_Exercise materials_.

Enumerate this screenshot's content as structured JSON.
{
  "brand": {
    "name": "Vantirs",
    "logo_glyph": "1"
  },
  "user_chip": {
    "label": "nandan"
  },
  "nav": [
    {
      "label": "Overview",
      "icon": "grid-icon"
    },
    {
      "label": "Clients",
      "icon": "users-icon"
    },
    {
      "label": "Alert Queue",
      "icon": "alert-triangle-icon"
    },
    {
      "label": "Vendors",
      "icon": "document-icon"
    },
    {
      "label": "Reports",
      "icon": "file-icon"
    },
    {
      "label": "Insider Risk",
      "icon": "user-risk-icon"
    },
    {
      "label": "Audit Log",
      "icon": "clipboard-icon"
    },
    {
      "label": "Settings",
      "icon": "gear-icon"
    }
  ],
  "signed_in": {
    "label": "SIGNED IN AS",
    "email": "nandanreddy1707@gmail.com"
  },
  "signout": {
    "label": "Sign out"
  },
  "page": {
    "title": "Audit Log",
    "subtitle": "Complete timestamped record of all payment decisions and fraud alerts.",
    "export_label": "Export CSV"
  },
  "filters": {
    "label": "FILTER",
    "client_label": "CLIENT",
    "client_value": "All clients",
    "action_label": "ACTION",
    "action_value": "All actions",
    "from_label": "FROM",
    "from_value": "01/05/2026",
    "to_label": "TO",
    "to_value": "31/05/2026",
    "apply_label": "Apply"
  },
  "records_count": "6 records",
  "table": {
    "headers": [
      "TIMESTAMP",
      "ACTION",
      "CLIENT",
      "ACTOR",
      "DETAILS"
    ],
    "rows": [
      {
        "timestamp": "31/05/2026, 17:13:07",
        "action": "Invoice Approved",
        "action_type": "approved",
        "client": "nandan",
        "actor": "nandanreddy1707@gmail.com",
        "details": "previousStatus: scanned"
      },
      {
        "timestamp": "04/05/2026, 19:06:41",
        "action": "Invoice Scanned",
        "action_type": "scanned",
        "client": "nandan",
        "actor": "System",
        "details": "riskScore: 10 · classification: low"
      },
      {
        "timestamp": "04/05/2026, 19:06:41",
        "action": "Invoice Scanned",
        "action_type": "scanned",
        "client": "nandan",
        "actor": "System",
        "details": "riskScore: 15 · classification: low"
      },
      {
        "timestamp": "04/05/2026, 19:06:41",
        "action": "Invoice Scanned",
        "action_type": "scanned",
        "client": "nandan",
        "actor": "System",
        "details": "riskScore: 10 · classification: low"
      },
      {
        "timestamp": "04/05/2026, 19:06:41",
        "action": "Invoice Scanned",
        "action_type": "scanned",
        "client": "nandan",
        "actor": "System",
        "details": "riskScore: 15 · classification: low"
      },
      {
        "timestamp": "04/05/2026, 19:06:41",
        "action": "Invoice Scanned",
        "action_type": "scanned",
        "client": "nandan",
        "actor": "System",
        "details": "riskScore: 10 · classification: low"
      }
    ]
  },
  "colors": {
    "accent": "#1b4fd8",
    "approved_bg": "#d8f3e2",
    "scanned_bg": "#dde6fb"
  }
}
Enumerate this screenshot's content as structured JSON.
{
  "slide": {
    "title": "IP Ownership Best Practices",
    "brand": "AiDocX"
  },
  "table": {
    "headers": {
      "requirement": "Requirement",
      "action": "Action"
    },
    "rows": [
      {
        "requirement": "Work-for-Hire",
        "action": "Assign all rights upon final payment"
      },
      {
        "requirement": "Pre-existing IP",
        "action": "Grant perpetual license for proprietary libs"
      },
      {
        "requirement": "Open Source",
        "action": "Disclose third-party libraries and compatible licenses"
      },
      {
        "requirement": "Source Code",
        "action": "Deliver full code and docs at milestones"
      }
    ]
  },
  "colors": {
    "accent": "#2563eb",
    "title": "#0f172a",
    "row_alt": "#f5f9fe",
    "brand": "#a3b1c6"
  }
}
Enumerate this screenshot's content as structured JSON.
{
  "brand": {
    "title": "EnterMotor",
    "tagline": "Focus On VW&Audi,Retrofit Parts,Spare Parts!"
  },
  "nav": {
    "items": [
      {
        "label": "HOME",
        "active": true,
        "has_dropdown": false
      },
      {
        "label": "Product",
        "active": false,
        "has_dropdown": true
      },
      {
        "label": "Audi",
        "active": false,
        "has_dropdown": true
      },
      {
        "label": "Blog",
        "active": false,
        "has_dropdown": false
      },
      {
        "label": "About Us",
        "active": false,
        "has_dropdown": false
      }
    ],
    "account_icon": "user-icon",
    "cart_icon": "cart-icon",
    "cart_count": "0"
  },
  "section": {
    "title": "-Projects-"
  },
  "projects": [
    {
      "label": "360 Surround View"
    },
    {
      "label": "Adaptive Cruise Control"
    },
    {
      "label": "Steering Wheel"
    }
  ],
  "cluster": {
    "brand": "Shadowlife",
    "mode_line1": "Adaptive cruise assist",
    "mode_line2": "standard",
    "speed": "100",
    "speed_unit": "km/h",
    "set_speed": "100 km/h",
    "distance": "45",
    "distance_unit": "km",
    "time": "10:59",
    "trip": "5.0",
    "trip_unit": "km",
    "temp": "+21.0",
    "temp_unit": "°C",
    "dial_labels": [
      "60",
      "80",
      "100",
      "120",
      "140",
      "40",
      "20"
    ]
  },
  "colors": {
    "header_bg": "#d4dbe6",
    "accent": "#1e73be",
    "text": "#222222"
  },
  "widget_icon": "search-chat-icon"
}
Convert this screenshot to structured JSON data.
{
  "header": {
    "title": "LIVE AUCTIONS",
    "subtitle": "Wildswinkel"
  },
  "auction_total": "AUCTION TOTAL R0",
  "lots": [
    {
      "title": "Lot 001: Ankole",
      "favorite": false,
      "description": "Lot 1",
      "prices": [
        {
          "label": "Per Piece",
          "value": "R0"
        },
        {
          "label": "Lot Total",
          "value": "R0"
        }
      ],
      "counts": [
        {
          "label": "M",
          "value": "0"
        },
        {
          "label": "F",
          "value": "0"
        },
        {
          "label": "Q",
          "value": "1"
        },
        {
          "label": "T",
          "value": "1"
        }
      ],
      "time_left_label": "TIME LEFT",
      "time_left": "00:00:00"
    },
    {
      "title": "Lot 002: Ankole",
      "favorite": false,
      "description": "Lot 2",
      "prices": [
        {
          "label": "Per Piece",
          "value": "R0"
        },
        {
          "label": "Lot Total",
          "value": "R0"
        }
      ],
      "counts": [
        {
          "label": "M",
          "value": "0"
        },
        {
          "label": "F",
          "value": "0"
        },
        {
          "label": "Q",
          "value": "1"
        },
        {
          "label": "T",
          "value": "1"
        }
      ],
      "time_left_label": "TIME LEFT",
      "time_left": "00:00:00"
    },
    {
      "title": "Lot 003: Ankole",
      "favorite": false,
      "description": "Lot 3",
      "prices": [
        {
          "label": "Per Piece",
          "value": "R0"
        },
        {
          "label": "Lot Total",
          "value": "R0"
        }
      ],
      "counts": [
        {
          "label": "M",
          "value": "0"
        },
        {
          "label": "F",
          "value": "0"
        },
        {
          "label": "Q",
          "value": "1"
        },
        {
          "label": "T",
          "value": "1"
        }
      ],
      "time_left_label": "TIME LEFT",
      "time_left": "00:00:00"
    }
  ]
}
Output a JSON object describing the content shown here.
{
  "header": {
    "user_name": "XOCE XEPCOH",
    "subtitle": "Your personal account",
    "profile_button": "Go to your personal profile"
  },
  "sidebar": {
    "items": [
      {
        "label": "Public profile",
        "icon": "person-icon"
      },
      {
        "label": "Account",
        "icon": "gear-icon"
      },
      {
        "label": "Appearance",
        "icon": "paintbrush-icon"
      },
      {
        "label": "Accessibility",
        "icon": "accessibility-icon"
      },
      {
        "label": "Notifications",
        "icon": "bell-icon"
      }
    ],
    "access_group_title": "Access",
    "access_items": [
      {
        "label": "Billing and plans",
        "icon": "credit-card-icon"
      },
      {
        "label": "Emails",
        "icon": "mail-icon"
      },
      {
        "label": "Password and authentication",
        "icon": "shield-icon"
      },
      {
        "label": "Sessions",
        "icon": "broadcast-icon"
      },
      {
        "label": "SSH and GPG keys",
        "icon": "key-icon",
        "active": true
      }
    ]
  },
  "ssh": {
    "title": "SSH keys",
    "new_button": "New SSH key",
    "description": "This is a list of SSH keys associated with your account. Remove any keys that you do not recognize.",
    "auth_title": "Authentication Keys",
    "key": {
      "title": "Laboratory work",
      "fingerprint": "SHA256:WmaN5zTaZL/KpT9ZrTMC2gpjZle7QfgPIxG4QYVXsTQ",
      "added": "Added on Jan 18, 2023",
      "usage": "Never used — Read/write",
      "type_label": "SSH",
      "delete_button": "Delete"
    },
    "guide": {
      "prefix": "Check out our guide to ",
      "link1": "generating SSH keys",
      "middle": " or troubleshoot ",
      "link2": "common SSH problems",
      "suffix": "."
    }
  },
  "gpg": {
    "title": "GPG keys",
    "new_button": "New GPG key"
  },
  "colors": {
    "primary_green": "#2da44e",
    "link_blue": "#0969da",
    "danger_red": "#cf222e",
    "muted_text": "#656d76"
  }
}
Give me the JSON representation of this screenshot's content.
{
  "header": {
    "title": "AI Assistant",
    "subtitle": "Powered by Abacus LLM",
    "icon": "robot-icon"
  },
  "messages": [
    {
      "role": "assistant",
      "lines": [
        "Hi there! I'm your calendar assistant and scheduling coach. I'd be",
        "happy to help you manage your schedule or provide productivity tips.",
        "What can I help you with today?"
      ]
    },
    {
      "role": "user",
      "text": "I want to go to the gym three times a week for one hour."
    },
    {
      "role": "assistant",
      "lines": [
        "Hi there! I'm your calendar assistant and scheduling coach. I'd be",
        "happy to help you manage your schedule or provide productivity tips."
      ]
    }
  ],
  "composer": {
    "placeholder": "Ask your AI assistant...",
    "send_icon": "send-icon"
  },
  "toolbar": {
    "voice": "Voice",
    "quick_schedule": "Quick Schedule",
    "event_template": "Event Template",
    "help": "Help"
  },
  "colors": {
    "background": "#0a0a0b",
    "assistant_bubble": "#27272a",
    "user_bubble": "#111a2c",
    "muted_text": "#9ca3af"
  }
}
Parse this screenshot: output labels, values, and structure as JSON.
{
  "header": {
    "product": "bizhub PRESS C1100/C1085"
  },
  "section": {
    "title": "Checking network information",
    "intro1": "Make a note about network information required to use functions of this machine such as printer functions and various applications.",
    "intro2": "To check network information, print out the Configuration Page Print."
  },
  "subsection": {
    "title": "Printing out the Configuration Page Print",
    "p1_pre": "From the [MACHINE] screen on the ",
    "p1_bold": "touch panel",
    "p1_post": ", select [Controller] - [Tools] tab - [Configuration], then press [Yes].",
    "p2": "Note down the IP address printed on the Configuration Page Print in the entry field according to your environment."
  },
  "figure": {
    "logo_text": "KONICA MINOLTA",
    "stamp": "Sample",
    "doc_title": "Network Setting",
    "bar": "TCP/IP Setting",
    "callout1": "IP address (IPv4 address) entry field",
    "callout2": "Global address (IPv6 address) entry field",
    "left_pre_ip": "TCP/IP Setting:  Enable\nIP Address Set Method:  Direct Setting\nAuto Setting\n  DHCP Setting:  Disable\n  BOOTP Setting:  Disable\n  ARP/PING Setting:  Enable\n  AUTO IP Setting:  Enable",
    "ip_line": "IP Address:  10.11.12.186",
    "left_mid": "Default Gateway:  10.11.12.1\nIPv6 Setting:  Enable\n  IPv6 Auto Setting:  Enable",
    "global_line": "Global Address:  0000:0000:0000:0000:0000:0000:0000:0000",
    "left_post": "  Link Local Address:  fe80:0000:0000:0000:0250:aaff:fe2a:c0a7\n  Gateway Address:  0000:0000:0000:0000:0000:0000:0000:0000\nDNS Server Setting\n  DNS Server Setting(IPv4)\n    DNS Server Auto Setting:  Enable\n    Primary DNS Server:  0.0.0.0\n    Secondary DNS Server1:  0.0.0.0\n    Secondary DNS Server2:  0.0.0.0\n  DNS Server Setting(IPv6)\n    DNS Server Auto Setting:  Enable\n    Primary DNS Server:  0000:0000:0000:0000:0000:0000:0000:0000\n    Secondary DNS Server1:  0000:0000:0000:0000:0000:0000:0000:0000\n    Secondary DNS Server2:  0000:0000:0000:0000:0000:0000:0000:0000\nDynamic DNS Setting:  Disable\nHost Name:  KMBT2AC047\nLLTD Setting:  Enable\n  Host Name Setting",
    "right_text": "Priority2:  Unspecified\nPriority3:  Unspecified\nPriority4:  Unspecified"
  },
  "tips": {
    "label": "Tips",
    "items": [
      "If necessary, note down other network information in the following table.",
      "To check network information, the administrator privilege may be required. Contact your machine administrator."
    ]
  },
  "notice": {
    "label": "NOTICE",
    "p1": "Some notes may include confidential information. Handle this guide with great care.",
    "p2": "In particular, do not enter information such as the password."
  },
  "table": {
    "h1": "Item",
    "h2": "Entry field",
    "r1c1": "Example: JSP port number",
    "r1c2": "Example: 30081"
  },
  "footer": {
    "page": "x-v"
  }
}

_Challenge_. Whichever lines contain the string "gmail", select and copy them.

_Full output_.
    "email": "nandanreddy1707@gmail.com"
        "actor": "nandanreddy1707@gmail.com",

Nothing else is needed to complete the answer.